◆ **DATA ENTRIES**

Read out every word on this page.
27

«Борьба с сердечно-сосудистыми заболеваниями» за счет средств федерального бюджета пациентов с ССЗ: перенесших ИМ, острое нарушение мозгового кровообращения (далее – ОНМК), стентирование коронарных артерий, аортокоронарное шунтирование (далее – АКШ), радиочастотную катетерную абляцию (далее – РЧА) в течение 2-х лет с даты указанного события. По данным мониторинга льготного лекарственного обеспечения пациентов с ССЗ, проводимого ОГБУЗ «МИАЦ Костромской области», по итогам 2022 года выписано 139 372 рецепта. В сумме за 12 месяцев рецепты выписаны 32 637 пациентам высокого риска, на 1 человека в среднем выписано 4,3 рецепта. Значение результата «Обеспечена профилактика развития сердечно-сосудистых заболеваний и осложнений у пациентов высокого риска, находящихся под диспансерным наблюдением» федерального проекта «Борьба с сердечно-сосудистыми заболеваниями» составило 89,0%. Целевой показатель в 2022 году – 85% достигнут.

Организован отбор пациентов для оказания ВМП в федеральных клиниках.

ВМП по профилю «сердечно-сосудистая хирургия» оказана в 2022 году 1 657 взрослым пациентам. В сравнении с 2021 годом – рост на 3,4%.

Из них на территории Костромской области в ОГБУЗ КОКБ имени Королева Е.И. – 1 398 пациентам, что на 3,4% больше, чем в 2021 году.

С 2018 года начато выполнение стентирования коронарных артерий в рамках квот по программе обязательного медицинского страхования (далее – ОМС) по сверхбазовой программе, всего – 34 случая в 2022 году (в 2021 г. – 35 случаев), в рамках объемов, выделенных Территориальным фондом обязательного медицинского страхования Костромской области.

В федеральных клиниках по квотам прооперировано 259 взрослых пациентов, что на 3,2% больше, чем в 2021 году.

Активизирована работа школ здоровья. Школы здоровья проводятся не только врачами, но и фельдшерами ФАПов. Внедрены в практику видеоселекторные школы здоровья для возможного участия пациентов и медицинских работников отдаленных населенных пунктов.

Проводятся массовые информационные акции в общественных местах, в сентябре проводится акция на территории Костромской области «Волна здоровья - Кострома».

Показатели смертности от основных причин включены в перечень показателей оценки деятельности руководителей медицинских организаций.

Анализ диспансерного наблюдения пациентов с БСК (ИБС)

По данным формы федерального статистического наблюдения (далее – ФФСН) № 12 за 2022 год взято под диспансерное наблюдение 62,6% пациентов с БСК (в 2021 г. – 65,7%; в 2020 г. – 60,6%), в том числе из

◆ **STATED PROBLEM**
Please quote every record above exactly as it appears.

◆ **CORRECT ANSWER**
Read out every word on this page.
27

«Борьба с сердечно-сосудистыми заболеваниями» за счет средств федерального бюджета пациентов с ССЗ: перенесших ИМ, острое нарушение мозгового кровообращения (далее – ОНМК), стентирование коронарных артерий, аортокоронарное шунтирование (далее – АКШ), радиочастотную катетерную абляцию (далее – РЧА) в течение 2-х лет с даты указанного события. По данным мониторинга льготного лекарственного обеспечения пациентов с ССЗ, проводимого ОГБУЗ «МИАЦ Костромской области», по итогам 2022 года выписано 139 372 рецепта. В сумме за 12 месяцев рецепты выписаны 32 637 пациентам высокого риска, на 1 человека в среднем выписано 4,3 рецепта. Значение результата «Обеспечена профилактика развития сердечно-сосудистых заболеваний и осложнений у пациентов высокого риска, находящихся под диспансерным наблюдением» федерального проекта «Борьба с сердечно-сосудистыми заболеваниями» составило 89,0%. Целевой показатель в 2022 году – 85% достигнут.

Организован отбор пациентов для оказания ВМП в федеральных клиниках.

ВМП по профилю «сердечно-сосудистая хирургия» оказана в 2022 году 1 657 взрослым пациентам. В сравнении с 2021 годом – рост на 3,4%.

Из них на территории Костромской области в ОГБУЗ КОКБ имени Королева Е.И. – 1 398 пациентам, что на 3,4% больше, чем в 2021 году.

С 2018 года начато выполнение стентирования коронарных артерий в рамках квот по программе обязательного медицинского страхования (далее – ОМС) по сверхбазовой программе, всего – 34 случая в 2022 году (в 2021 г. – 35 случаев), в рамках объемов, выделенных Территориальным фондом обязательного медицинского страхования Костромской области.

В федеральных клиниках по квотам прооперировано 259 взрослых пациентов, что на 3,2% больше, чем в 2021 году.

Активизирована работа школ здоровья. Школы здоровья проводятся не только врачами, но и фельдшерами ФАПов. Внедрены в практику видеоселекторные школы здоровья для возможного участия пациентов и медицинских работников отдаленных населенных пунктов.

Проводятся массовые информационные акции в общественных местах, в сентябре проводится акция на территории Костромской области «Волна здоровья - Кострома».

Показатели смертности от основных причин включены в перечень показателей оценки деятельности руководителей медицинских организаций.

Анализ диспансерного наблюдения пациентов с БСК (ИБС)

По данным формы федерального статистического наблюдения (далее – ФФСН) № 12 за 2022 год взято под диспансерное наблюдение 62,6% пациентов с БСК (в 2021 г. – 65,7%; в 2020 г. – 60,6%), в том числе из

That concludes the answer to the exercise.